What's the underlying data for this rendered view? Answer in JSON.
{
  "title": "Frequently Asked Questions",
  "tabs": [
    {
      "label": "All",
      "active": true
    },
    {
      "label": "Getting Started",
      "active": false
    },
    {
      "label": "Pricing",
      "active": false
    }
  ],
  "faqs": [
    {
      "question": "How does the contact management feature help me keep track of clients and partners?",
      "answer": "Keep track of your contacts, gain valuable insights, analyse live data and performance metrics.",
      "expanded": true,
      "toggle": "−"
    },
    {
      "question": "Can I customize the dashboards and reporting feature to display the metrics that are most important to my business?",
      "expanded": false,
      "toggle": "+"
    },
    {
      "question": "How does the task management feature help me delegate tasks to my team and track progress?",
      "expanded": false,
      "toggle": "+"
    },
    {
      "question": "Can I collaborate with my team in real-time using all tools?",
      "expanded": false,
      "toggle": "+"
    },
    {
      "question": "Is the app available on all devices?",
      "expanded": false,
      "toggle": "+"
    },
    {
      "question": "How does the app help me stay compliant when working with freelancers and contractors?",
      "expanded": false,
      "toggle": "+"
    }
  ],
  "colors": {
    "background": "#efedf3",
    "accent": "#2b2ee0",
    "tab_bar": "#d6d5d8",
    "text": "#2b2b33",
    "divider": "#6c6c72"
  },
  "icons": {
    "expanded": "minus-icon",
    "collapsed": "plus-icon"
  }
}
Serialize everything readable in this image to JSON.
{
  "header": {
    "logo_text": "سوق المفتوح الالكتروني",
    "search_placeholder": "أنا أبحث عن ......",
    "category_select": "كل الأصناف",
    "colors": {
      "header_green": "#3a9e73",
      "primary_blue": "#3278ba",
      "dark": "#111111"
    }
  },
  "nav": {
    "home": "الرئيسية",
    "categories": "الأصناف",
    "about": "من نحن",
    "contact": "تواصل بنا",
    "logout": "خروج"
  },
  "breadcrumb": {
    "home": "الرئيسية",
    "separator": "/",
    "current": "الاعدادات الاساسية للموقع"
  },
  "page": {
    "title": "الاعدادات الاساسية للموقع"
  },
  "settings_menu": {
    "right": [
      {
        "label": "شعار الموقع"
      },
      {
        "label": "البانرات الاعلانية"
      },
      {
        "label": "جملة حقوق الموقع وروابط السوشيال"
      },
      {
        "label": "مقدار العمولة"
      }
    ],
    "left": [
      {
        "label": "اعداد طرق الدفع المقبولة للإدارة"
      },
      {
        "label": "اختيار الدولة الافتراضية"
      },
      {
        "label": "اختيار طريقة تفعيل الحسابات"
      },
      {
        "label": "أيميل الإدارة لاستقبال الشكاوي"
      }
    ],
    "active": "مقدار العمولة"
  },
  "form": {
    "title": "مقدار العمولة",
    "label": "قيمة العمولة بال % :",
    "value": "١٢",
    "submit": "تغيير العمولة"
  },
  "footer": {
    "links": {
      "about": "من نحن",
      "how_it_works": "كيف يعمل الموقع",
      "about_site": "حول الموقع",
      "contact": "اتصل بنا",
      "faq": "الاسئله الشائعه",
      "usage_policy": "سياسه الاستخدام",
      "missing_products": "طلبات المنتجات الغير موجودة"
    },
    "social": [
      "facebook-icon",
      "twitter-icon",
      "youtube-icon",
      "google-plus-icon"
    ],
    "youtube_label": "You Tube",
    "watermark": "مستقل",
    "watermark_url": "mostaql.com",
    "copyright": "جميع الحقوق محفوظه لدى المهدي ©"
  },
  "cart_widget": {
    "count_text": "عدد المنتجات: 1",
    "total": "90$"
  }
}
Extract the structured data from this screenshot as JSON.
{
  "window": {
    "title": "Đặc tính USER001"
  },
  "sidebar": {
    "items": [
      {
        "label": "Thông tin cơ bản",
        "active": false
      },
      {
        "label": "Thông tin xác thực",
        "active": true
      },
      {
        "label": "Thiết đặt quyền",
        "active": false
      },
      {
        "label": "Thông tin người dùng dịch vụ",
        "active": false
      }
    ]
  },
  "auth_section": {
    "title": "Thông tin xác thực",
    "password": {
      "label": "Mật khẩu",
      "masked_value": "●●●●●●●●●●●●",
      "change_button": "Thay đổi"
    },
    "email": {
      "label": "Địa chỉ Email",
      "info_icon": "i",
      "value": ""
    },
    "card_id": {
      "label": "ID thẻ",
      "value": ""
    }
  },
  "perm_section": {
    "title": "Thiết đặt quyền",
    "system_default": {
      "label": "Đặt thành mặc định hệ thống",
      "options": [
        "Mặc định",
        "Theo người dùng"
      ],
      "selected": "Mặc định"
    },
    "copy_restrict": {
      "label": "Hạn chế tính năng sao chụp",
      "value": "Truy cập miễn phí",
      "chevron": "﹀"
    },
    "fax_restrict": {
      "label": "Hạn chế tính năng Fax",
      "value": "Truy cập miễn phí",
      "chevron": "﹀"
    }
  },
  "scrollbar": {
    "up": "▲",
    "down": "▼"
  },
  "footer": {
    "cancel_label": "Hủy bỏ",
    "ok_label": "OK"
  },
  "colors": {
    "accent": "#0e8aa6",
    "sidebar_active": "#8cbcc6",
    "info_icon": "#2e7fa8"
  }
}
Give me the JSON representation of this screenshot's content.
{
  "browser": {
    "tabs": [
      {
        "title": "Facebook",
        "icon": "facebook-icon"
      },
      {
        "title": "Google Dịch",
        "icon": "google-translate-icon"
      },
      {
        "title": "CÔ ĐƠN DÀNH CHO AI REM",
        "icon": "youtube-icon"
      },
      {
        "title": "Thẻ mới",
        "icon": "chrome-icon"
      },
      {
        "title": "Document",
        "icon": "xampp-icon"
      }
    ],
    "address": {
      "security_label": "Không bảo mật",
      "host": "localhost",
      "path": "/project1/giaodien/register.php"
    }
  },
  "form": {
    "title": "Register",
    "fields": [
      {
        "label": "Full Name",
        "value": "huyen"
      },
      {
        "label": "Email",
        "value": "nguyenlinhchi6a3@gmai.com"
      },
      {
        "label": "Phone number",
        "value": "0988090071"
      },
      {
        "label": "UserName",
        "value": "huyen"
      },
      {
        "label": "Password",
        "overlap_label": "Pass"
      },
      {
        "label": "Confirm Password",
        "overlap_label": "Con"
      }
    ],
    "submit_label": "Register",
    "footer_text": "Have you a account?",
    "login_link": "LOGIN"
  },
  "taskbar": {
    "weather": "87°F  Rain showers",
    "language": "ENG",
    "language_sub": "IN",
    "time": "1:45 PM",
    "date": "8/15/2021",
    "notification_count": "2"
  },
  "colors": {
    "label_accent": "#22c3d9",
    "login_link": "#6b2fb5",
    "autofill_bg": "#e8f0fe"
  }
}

What you are asked to do:
Repeat every record, keeping each word and mark exactly as it is.

Expected output:
What's the underlying data for this rendered view? Answer in JSON.
{
  "title": "Frequently Asked Questions",
  "tabs": [
    {
      "label": "All",
      "active": true
    },
    {
      "label": "Getting Started",
      "active": false
    },
    {
      "label": "Pricing",
      "active": false
    }
  ],
  "faqs": [
    {
      "question": "How does the contact management feature help me keep track of clients and partners?",
      "answer": "Keep track of your contacts, gain valuable insights, analyse live data and performance metrics.",
      "expanded": true,
      "toggle": "−"
    },
    {
      "question": "Can I customize the dashboards and reporting feature to display the metrics that are most important to my business?",
      "expanded": false,
      "toggle": "+"
    },
    {
      "question": "How does the task management feature help me delegate tasks to my team and track progress?",
      "expanded": false,
      "toggle": "+"
    },
    {
      "question": "Can I collaborate with my team in real-time using all tools?",
      "expanded": false,
      "toggle": "+"
    },
    {
      "question": "Is the app available on all devices?",
      "expanded": false,
      "toggle": "+"
    },
    {
      "question": "How does the app help me stay compliant when working with freelancers and contractors?",
      "expanded": false,
      "toggle": "+"
    }
  ],
  "colors": {
    "background": "#efedf3",
    "accent": "#2b2ee0",
    "tab_bar": "#d6d5d8",
    "text": "#2b2b33",
    "divider": "#6c6c72"
  },
  "icons": {
    "expanded": "minus-icon",
    "collapsed": "plus-icon"
  }
}
Serialize everything readable in this image to JSON.
{
  "header": {
    "logo_text": "سوق المفتوح الالكتروني",
    "search_placeholder": "أنا أبحث عن ......",
    "category_select": "كل الأصناف",
    "colors": {
      "header_green": "#3a9e73",
      "primary_blue": "#3278ba",
      "dark": "#111111"
    }
  },
  "nav": {
    "home": "الرئيسية",
    "categories": "الأصناف",
    "about": "من نحن",
    "contact": "تواصل بنا",
    "logout": "خروج"
  },
  "breadcrumb": {
    "home": "الرئيسية",
    "separator": "/",
    "current": "الاعدادات الاساسية للموقع"
  },
  "page": {
    "title": "الاعدادات الاساسية للموقع"
  },
  "settings_menu": {
    "right": [
      {
        "label": "شعار الموقع"
      },
      {
        "label": "البانرات الاعلانية"
      },
      {
        "label": "جملة حقوق الموقع وروابط السوشيال"
      },
      {
        "label": "مقدار العمولة"
      }
    ],
    "left": [
      {
        "label": "اعداد طرق الدفع المقبولة للإدارة"
      },
      {
        "label": "اختيار الدولة الافتراضية"
      },
      {
        "label": "اختيار طريقة تفعيل الحسابات"
      },
      {
        "label": "أيميل الإدارة لاستقبال الشكاوي"
      }
    ],
    "active": "مقدار العمولة"
  },
  "form": {
    "title": "مقدار العمولة",
    "label": "قيمة العمولة بال % :",
    "value": "١٢",
    "submit": "تغيير العمولة"
  },
  "footer": {
    "links": {
      "about": "من نحن",
      "how_it_works": "كيف يعمل الموقع",
      "about_site": "حول الموقع",
      "contact": "اتصل بنا",
      "faq": "الاسئله الشائعه",
      "usage_policy": "سياسه الاستخدام",
      "missing_products": "طلبات المنتجات الغير موجودة"
    },
    "social": [
      "facebook-icon",
      "twitter-icon",
      "youtube-icon",
      "google-plus-icon"
    ],
    "youtube_label": "You Tube",
    "watermark": "مستقل",
    "watermark_url": "mostaql.com",
    "copyright": "جميع الحقوق محفوظه لدى المهدي ©"
  },
  "cart_widget": {
    "count_text": "عدد المنتجات: 1",
    "total": "90$"
  }
}
Extract the structured data from this screenshot as JSON.
{
  "window": {
    "title": "Đặc tính USER001"
  },
  "sidebar": {
    "items": [
      {
        "label": "Thông tin cơ bản",
        "active": false
      },
      {
        "label": "Thông tin xác thực",
        "active": true
      },
      {
        "label": "Thiết đặt quyền",
        "active": false
      },
      {
        "label": "Thông tin người dùng dịch vụ",
        "active": false
      }
    ]
  },
  "auth_section": {
    "title": "Thông tin xác thực",
    "password": {
      "label": "Mật khẩu",
      "masked_value": "●●●●●●●●●●●●",
      "change_button": "Thay đổi"
    },
    "email": {
      "label": "Địa chỉ Email",
      "info_icon": "i",
      "value": ""
    },
    "card_id": {
      "label": "ID thẻ",
      "value": ""
    }
  },
  "perm_section": {
    "title": "Thiết đặt quyền",
    "system_default": {
      "label": "Đặt thành mặc định hệ thống",
      "options": [
        "Mặc định",
        "Theo người dùng"
      ],
      "selected": "Mặc định"
    },
    "copy_restrict": {
      "label": "Hạn chế tính năng sao chụp",
      "value": "Truy cập miễn phí",
      "chevron": "﹀"
    },
    "fax_restrict": {
      "label": "Hạn chế tính năng Fax",
      "value": "Truy cập miễn phí",
      "chevron": "﹀"
    }
  },
  "scrollbar": {
    "up": "▲",
    "down": "▼"
  },
  "footer": {
    "cancel_label": "Hủy bỏ",
    "ok_label": "OK"
  },
  "colors": {
    "accent": "#0e8aa6",
    "sidebar_active": "#8cbcc6",
    "info_icon": "#2e7fa8"
  }
}
Give me the JSON representation of this screenshot's content.
{
  "browser": {
    "tabs": [
      {
        "title": "Facebook",
        "icon": "facebook-icon"
      },
      {
        "title": "Google Dịch",
        "icon": "google-translate-icon"
      },
      {
        "title": "CÔ ĐƠN DÀNH CHO AI REM",
        "icon": "youtube-icon"
      },
      {
        "title": "Thẻ mới",
        "icon": "chrome-icon"
      },
      {
        "title": "Document",
        "icon": "xampp-icon"
      }
    ],
    "address": {
      "security_label": "Không bảo mật",
      "host": "localhost",
      "path": "/project1/giaodien/register.php"
    }
  },
  "form": {
    "title": "Register",
    "fields": [
      {
        "label": "Full Name",
        "value": "huyen"
      },
      {
        "label": "Email",
        "value": "nguyenlinhchi6a3@gmai.com"
      },
      {
        "label": "Phone number",
        "value": "0988090071"
      },
      {
        "label": "UserName",
        "value": "huyen"
      },
      {
        "label": "Password",
        "overlap_label": "Pass"
      },
      {
        "label": "Confirm Password",
        "overlap_label": "Con"
      }
    ],
    "submit_label": "Register",
    "footer_text": "Have you a account?",
    "login_link": "LOGIN"
  },
  "taskbar": {
    "weather": "87°F  Rain showers",
    "language": "ENG",
    "language_sub": "IN",
    "time": "1:45 PM",
    "date": "8/15/2021",
    "notification_count": "2"
  },
  "colors": {
    "label_accent": "#22c3d9",
    "login_link": "#6b2fb5",
    "autofill_bg": "#e8f0fe"
  }
}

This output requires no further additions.